------ The input

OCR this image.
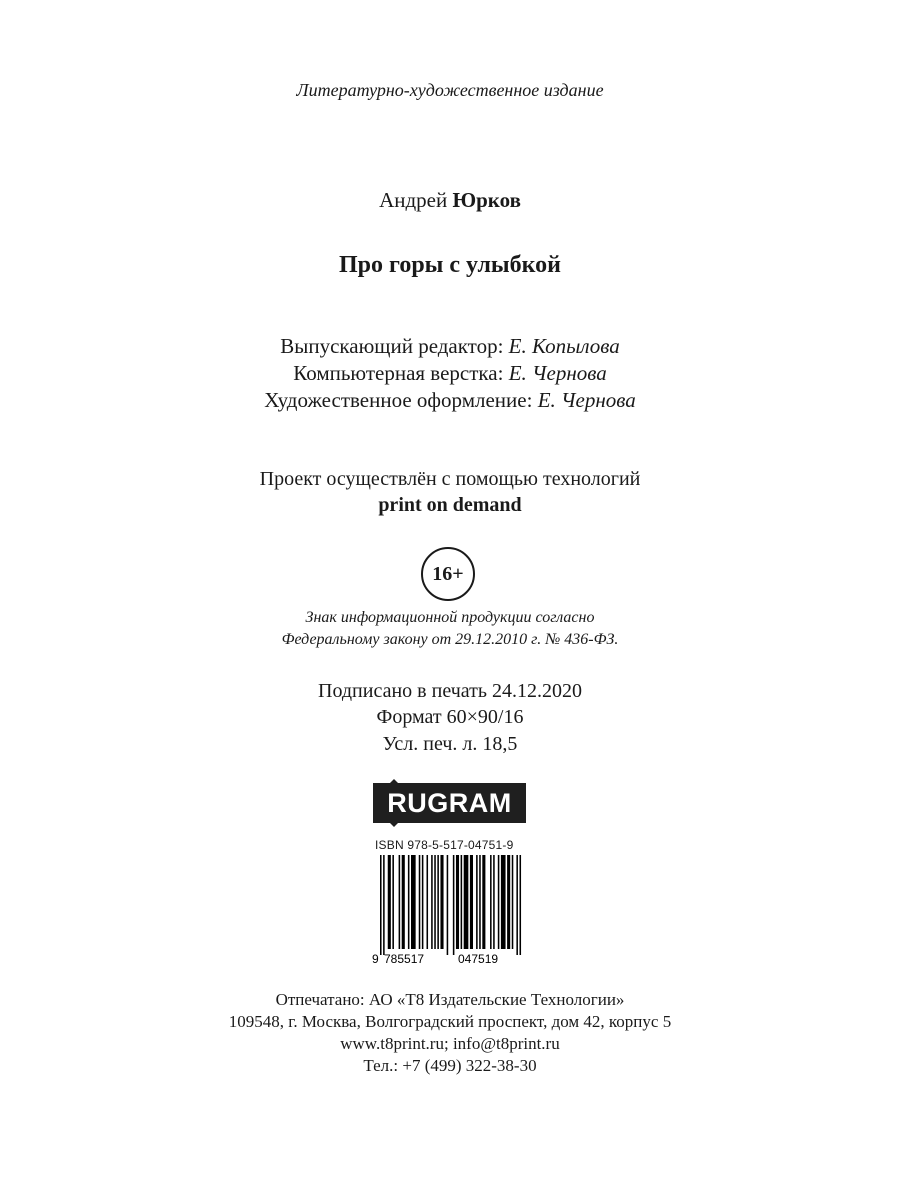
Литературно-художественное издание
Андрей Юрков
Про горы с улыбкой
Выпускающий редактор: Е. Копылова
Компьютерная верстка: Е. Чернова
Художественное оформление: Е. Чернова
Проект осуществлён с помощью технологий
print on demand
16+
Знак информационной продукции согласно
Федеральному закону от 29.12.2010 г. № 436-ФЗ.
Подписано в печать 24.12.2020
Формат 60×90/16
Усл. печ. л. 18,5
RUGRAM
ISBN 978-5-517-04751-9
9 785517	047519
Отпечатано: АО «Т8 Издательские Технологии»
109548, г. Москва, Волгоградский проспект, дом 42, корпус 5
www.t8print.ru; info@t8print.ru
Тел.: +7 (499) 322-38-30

------------

Leaving aside the images, write out the entries above word for word.

OCR this image.
Литературно-художественное издание
Андрей Юрков
Про горы с улыбкой
Выпускающий редактор: Е. Копылова
Компьютерная верстка: Е. Чернова
Художественное оформление: Е. Чернова
Проект осуществлён с помощью технологий
print on demand
16+
Знак информационной продукции согласно
Федеральному закону от 29.12.2010 г. № 436-ФЗ.
Подписано в печать 24.12.2020
Формат 60×90/16
Усл. печ. л. 18,5
RUGRAM
ISBN 978-5-517-04751-9
9 785517	047519
Отпечатано: АО «Т8 Издательские Технологии»
109548, г. Москва, Волгоградский проспект, дом 42, корпус 5
www.t8print.ru; info@t8print.ru
Тел.: +7 (499) 322-38-30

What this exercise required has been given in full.